Direction: Copy out all the lines where "name" shows up.

Raw records:
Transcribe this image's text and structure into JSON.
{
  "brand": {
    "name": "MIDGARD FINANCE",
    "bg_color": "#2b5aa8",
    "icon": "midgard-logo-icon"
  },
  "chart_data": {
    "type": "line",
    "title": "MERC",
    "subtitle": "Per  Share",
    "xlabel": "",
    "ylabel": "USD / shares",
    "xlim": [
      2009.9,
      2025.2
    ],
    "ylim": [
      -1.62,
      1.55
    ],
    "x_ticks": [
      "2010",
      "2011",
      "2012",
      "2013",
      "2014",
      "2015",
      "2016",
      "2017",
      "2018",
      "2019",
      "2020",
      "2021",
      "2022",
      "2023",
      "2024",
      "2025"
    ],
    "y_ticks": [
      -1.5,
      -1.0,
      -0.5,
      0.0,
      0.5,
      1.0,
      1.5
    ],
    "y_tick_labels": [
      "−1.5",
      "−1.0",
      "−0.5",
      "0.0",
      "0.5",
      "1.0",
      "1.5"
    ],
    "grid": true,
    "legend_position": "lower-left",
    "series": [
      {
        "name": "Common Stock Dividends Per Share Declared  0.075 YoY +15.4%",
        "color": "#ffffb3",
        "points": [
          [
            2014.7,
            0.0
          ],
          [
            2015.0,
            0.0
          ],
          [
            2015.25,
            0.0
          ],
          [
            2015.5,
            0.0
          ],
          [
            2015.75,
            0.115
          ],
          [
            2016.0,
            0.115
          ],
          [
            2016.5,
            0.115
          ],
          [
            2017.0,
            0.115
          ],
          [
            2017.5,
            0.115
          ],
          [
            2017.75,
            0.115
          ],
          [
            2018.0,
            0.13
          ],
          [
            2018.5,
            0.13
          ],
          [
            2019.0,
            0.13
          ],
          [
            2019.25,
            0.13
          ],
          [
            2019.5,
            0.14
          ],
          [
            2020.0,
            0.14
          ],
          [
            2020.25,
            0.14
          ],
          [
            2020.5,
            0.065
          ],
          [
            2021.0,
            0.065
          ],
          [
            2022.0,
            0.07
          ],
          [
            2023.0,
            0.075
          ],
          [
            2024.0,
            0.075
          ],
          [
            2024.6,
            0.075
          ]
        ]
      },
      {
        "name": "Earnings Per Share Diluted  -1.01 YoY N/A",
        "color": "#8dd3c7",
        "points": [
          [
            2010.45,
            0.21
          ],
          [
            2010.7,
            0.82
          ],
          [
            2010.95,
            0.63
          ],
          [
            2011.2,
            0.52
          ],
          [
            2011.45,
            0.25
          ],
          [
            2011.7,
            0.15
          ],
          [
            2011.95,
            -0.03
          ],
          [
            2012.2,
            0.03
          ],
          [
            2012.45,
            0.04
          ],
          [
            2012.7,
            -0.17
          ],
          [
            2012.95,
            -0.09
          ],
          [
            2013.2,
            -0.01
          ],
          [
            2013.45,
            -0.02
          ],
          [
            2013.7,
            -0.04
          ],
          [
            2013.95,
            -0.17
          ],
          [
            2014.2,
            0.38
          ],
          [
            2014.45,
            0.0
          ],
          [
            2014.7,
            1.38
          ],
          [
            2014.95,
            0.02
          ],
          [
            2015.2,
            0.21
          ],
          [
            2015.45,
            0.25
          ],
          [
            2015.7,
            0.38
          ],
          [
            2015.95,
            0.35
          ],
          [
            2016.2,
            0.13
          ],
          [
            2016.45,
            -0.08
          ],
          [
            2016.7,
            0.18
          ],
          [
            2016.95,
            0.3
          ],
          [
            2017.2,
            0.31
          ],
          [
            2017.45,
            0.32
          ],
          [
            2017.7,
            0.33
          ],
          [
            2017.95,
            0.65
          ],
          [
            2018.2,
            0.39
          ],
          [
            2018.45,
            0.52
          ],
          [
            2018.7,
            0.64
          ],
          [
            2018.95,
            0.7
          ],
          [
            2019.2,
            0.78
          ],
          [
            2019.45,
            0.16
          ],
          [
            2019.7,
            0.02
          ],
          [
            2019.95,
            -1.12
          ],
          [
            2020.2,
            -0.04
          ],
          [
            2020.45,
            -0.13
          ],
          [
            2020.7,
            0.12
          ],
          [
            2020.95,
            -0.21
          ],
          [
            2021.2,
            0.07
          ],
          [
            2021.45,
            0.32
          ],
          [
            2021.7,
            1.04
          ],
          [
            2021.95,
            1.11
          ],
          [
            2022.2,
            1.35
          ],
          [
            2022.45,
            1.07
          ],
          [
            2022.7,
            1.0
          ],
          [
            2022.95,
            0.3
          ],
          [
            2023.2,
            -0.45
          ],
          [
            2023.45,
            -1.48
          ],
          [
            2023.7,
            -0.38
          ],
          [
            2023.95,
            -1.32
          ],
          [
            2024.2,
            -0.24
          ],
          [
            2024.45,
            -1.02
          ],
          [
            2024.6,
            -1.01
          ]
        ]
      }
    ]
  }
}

Worked answer:
    "name": "MIDGARD FINANCE",
        "name": "Common Stock Dividends Per Share Declared  0.075 YoY +15.4%",
        "name": "Earnings Per Share Diluted  -1.01 YoY N/A",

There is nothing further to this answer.